Problem details: Check each line of the listing, and copy it if it contains the word "Canada".

Records excerpted from a collection
- - - - -

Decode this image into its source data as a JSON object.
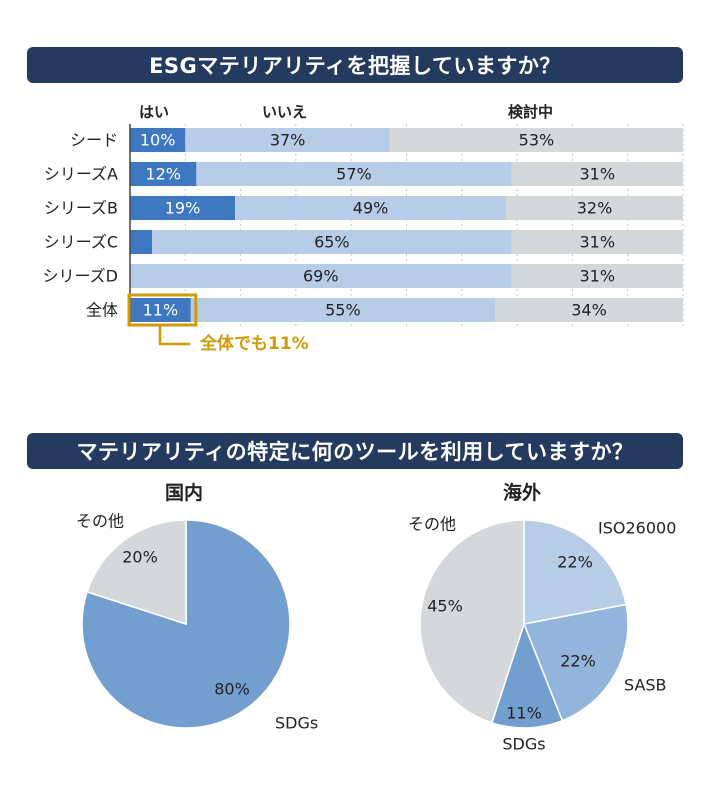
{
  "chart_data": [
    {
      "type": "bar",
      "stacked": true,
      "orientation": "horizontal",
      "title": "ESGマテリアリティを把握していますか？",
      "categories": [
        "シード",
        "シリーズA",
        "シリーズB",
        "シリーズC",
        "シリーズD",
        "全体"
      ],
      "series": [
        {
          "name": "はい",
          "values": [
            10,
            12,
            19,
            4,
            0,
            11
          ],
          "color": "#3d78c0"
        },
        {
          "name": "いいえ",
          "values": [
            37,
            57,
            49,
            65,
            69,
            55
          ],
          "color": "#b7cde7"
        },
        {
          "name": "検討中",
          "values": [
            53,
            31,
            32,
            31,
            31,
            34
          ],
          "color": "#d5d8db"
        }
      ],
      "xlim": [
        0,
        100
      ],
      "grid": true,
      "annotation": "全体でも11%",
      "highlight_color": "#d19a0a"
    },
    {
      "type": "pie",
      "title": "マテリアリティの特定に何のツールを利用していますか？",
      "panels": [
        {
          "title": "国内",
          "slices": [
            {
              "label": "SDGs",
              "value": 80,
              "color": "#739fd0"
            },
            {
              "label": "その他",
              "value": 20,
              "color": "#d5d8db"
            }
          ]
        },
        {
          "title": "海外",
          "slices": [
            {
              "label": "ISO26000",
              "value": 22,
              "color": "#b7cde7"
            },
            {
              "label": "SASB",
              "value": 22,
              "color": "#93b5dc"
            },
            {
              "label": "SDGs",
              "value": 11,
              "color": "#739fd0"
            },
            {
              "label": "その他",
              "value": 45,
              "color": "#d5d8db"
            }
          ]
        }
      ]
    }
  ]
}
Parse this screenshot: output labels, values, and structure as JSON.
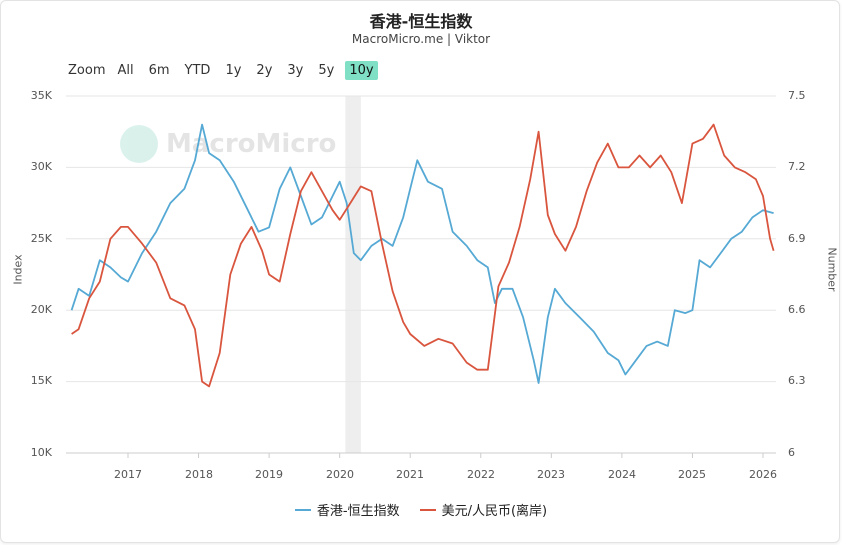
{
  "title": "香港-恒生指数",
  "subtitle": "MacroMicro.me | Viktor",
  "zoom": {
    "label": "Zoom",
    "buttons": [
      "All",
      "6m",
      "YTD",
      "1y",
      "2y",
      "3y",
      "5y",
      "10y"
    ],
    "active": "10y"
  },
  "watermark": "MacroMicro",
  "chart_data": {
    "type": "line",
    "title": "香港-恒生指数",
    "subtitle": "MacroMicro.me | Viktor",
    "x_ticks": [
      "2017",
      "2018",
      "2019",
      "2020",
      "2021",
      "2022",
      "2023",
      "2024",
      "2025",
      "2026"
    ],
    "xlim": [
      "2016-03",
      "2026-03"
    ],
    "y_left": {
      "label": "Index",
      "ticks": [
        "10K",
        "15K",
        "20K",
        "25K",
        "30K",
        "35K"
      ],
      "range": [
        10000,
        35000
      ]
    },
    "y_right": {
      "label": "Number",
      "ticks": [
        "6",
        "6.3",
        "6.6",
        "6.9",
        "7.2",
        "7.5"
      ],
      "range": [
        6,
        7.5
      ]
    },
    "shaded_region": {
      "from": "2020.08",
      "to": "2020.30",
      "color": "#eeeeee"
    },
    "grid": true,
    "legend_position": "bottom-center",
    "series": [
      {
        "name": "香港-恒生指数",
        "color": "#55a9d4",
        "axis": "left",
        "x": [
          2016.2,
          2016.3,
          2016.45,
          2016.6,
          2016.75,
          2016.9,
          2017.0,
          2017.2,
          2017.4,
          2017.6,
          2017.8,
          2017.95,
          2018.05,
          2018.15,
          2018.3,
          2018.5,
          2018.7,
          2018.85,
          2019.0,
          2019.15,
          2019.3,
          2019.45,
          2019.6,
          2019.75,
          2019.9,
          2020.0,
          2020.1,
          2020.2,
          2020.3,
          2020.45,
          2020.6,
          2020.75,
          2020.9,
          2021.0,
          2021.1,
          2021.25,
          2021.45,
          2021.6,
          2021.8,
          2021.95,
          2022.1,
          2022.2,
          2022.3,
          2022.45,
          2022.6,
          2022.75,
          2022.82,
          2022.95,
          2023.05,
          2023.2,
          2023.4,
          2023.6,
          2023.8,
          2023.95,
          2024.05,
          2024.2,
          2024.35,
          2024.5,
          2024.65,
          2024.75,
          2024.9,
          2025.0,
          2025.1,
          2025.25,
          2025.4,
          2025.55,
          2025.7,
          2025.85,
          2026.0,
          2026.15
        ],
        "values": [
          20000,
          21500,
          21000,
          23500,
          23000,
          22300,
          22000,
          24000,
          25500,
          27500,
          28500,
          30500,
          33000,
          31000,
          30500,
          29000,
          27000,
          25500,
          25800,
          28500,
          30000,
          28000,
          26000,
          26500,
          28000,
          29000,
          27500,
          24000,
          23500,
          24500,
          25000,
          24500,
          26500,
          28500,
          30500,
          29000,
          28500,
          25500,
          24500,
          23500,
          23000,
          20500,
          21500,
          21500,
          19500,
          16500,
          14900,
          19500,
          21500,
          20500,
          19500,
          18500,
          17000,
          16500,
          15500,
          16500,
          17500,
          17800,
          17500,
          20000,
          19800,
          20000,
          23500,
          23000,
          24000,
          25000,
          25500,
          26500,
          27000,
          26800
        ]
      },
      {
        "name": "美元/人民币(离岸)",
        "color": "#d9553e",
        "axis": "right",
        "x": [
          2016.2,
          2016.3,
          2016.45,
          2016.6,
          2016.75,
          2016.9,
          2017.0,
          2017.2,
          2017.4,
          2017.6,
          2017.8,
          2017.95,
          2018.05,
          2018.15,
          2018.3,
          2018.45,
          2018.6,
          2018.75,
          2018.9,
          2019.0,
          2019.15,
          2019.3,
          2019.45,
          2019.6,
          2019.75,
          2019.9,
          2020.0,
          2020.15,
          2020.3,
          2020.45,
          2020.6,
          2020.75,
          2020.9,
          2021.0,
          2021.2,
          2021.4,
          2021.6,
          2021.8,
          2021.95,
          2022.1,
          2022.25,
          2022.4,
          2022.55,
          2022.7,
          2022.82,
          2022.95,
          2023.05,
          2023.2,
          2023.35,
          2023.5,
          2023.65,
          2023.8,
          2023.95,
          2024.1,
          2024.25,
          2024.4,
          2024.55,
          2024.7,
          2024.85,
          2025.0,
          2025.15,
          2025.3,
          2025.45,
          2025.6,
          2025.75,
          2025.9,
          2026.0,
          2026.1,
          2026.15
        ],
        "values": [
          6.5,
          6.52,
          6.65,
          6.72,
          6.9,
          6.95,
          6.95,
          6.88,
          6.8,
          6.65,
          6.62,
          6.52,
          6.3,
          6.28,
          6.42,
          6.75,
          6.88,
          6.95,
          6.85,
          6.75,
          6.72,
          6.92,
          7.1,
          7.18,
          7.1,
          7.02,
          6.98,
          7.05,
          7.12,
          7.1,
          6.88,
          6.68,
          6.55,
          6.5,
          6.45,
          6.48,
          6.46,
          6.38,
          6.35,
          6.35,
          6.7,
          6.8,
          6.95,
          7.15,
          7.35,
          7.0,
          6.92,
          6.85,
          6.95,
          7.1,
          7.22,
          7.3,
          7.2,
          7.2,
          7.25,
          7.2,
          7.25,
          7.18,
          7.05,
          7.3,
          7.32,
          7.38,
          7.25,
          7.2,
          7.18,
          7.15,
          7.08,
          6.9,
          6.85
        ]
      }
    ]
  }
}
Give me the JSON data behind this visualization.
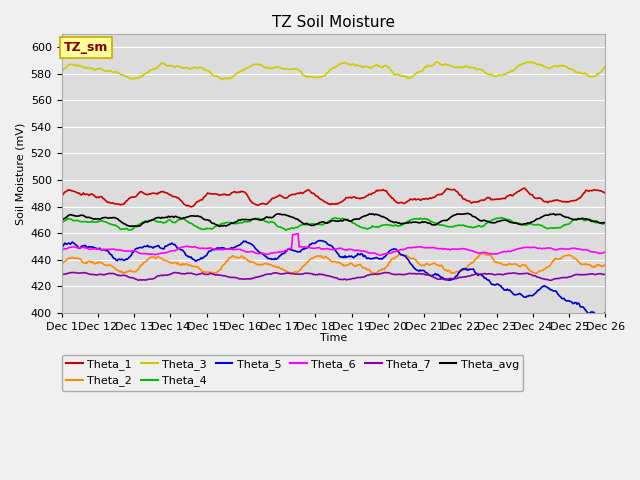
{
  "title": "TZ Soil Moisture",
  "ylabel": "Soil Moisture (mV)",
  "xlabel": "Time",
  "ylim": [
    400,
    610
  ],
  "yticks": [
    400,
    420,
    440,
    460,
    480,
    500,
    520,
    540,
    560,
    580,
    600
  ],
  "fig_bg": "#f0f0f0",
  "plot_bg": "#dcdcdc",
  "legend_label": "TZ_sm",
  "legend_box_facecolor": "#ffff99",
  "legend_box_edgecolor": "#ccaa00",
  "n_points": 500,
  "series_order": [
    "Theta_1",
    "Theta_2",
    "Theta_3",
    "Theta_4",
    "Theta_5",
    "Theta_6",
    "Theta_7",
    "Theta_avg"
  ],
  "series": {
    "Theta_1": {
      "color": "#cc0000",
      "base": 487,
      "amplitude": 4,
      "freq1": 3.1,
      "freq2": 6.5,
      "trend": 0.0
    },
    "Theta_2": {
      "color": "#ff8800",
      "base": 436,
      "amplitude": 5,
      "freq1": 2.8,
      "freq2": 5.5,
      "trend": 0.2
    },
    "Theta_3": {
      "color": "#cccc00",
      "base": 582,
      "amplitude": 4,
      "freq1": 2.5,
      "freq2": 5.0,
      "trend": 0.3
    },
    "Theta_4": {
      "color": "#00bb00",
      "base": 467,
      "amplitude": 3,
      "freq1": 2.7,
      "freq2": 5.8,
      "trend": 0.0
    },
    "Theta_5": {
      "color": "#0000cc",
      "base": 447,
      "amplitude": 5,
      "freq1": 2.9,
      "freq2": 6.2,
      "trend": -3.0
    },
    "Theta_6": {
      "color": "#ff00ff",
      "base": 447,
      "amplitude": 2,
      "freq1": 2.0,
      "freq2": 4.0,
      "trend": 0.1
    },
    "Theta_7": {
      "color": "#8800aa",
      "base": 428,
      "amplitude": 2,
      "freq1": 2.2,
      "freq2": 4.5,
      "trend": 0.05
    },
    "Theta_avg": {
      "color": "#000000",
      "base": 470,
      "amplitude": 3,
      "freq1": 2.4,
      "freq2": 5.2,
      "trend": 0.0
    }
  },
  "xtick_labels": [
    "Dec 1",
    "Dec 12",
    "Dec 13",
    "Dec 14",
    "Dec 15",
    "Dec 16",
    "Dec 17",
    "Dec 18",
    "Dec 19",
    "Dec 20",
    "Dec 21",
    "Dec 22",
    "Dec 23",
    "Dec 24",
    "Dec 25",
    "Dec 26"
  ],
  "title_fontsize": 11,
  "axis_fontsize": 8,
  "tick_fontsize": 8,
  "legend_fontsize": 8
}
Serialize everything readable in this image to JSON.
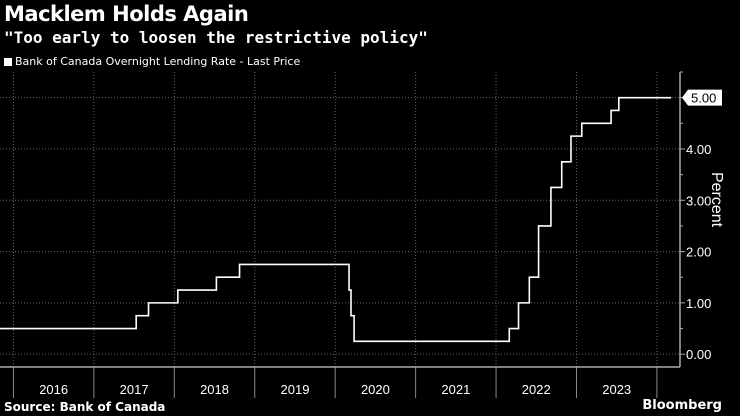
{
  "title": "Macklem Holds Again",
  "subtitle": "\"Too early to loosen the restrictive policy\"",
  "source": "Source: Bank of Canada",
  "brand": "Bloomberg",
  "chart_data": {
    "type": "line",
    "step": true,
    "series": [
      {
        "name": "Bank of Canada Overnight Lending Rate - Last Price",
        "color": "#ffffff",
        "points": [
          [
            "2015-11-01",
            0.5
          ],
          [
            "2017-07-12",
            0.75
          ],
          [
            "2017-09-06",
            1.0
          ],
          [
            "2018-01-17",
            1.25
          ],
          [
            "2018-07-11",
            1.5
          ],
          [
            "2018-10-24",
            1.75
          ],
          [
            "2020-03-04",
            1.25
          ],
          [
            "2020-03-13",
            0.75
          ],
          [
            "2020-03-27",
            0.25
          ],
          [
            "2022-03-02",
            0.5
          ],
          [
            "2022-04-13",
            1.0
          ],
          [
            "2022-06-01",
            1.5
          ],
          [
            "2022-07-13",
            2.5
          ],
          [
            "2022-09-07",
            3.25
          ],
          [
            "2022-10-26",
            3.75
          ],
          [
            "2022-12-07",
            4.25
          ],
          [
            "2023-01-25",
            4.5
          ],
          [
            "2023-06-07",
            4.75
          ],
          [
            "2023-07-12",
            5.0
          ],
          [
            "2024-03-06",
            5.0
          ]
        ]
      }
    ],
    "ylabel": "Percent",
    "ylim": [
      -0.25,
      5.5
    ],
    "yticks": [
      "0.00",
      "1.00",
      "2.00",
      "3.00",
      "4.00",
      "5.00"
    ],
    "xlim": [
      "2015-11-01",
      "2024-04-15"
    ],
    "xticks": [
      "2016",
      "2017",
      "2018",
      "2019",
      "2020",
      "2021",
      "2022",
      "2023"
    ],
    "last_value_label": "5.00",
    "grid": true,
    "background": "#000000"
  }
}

- - - - -

Written response:
  "source": "Source: Bank of Canada",
        "name": "Bank of Canada Overnight Lending Rate - Last Price",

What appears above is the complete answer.